▸ Aufgaben:
• a. Erkläre anhand des Artikels in ein bis drei Sätzen, weshalb es vom Veitsdom Fotos der Baustelle gibt, obwohl das bei gotischen Kathedralen sonst kaum vorkommt.
• b. Nenne bitte, wem der Veitsdom laut Artikel gewidmet ist.

Prag: Könige, Bettnässer und eine fettige Wurst

Praha. Es ist wolkiges Sommerwetter und wir fahren um acht mit der ersten Fähre aufs Festland. Und gleich mit dem Tram weiter bis zur Prager Burg. Wie erwartet sind um diese Tageszeit noch nicht so viele Leute da. Allerdings auch nicht wenige, denn an der Sicherheitsschleuse steht schon eine lange Schlange.
Die Prager Burg ist sehr gross und eigentlich eine Abfolge von repräsentativen Höfen, Palästen und mehreren Kirchen. Wir schlendern von Innenhof zu Innenhof. Viel Gotik und mächtige Renaissance Fassaden.

Mitten drin erhebt sich der Veitsdom. Er ist dem heiligen Vitus, dem Schutzpatron der Apotheker, Bierbrauer, Winzer, Kupferschmiede, Tänzer und Bettnässer, gewidmet. Und hier wurden seinerzeit die Böhmischen Könige beerdigt.

Der Veitsdom sieht zwar sehr gotisch aus, doch er wurde, nach fast 600 Jahren Bauzeit, erst 1929 fertig. Kaum sonst wo gibt es deshalb Fotos von der Baustelle einer gotischen Kathedrale.

▸ Datenübersicht:
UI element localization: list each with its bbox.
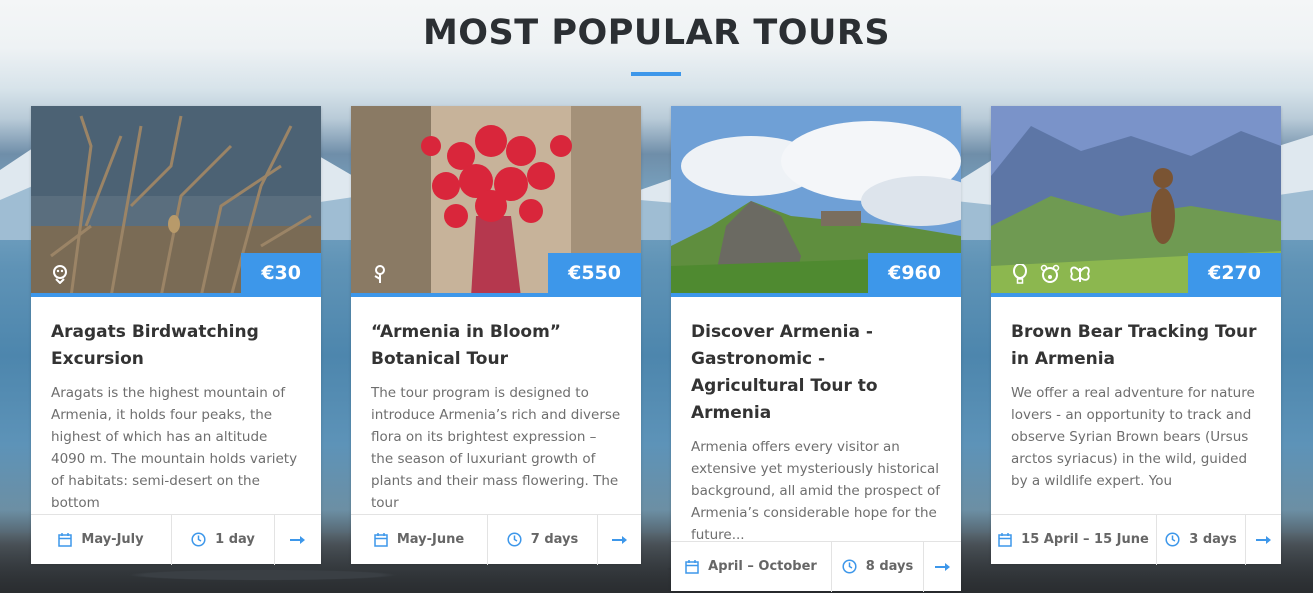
tour-title[interactable]: “Armenia in Bloom” Botanical Tour: [371, 319, 621, 373]
tour-description: The tour program is designed to introduc…: [371, 385, 621, 511]
tour-details-button[interactable]: [924, 542, 961, 592]
tour-details-button[interactable]: [1246, 515, 1281, 565]
price-badge: €960: [868, 253, 961, 293]
dates-label: April – October: [708, 559, 817, 574]
tour-footer: May-June 7 days: [351, 514, 641, 565]
calendar-icon: [998, 532, 1012, 547]
calendar-icon: [58, 532, 73, 547]
section-title: MOST POPULAR TOURS: [422, 13, 891, 53]
tour-duration: 8 days: [832, 541, 924, 592]
dates-label: 15 April – 15 June: [1021, 532, 1149, 547]
tour-dates: May-June: [351, 514, 488, 565]
tour-details-button[interactable]: [275, 515, 321, 565]
price-badge: €550: [548, 253, 641, 293]
price-badge: €30: [241, 253, 321, 293]
tour-dates: 15 April – 15 June: [991, 514, 1157, 565]
duration-label: 3 days: [1189, 532, 1237, 547]
tour-description: Armenia offers every visitor an extensiv…: [691, 439, 940, 543]
tour-title[interactable]: Discover Armenia - Gastronomic - Agricul…: [691, 319, 941, 427]
flower-icon: [369, 263, 391, 285]
clock-icon: [1165, 532, 1180, 547]
tour-description: We offer a real adventure for nature lov…: [1011, 385, 1255, 489]
duration-label: 1 day: [215, 532, 255, 547]
tour-duration: 3 days: [1157, 514, 1246, 565]
dates-label: May-July: [81, 532, 144, 547]
title-underline: [631, 72, 681, 76]
calendar-icon: [374, 532, 388, 547]
tour-description: Aragats is the highest mountain of Armen…: [51, 385, 298, 511]
tour-footer: 15 April – 15 June 3 days: [991, 514, 1281, 565]
calendar-icon: [685, 559, 699, 574]
tour-dates: April – October: [671, 541, 832, 592]
arrow-right-icon: [290, 530, 306, 549]
clock-icon: [842, 559, 857, 574]
tour-duration: 1 day: [172, 514, 275, 565]
tour-title[interactable]: Aragats Birdwatching Excursion: [51, 319, 301, 373]
tour-footer: May-July 1 day: [31, 514, 321, 565]
butterfly-icon: [1069, 263, 1091, 285]
bird-icon: [49, 263, 71, 285]
tour-duration: 7 days: [488, 514, 598, 565]
tour-photo[interactable]: €960: [671, 106, 961, 297]
balloon-icon: [1009, 263, 1031, 285]
duration-label: 7 days: [530, 532, 579, 547]
tour-photo[interactable]: €270: [991, 106, 1281, 297]
arrow-right-icon: [934, 557, 951, 576]
tour-photo[interactable]: €550: [351, 106, 641, 297]
tour-photo[interactable]: €30: [31, 106, 321, 297]
tour-dates: May-July: [31, 514, 172, 565]
tour-card[interactable]: €270 Brown Bear Tracking Tour in Armenia…: [991, 106, 1281, 565]
arrow-right-icon: [1255, 530, 1272, 549]
tour-details-button[interactable]: [598, 515, 641, 565]
tour-card[interactable]: €960 Discover Armenia - Gastronomic - Ag…: [671, 106, 961, 592]
tour-footer: April – October 8 days: [671, 541, 961, 592]
price-badge: €270: [1188, 253, 1281, 293]
dates-label: May-June: [396, 532, 465, 547]
bear-icon: [1039, 263, 1061, 285]
tour-title[interactable]: Brown Bear Tracking Tour in Armenia: [1011, 319, 1261, 373]
tour-card[interactable]: €30 Aragats Birdwatching Excursion Araga…: [31, 106, 321, 565]
clock-icon: [191, 532, 206, 547]
tour-card[interactable]: €550 “Armenia in Bloom” Botanical Tour T…: [351, 106, 641, 565]
duration-label: 8 days: [865, 559, 914, 574]
clock-icon: [507, 532, 522, 547]
arrow-right-icon: [611, 530, 628, 549]
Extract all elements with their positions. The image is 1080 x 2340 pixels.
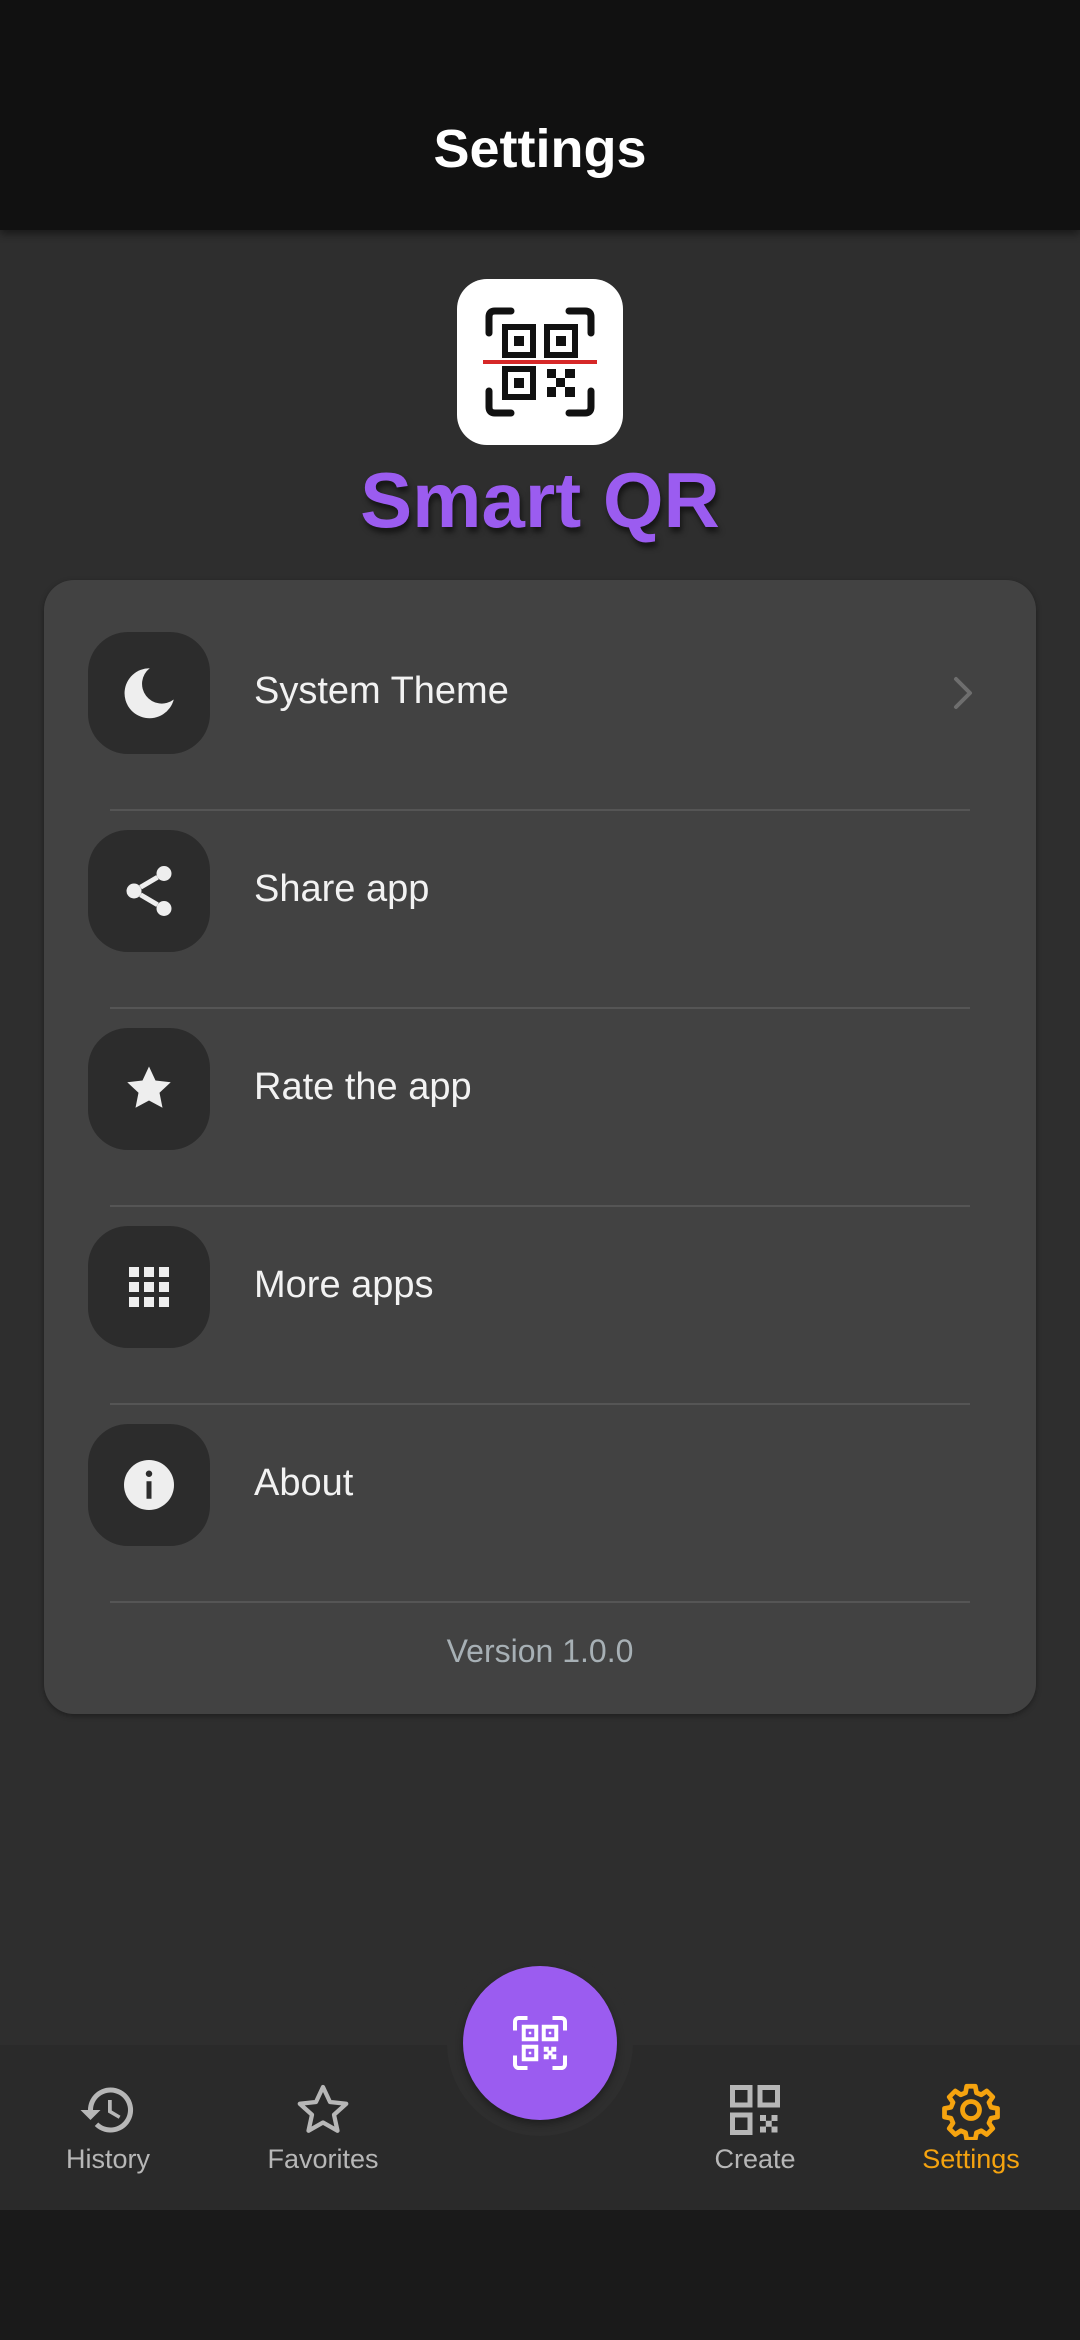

▸ Lösungen:
• a. Der Veitsdom wurde nach fast 600 Jahren Bauzeit erst 1929 fertiggestellt. Wegen dieser späten Vollendung gibt es Fotos von seiner Baustelle, was bei gotischen Kathedralen sonst kaum der Fall ist.

• b. Dem heiligen Vitus.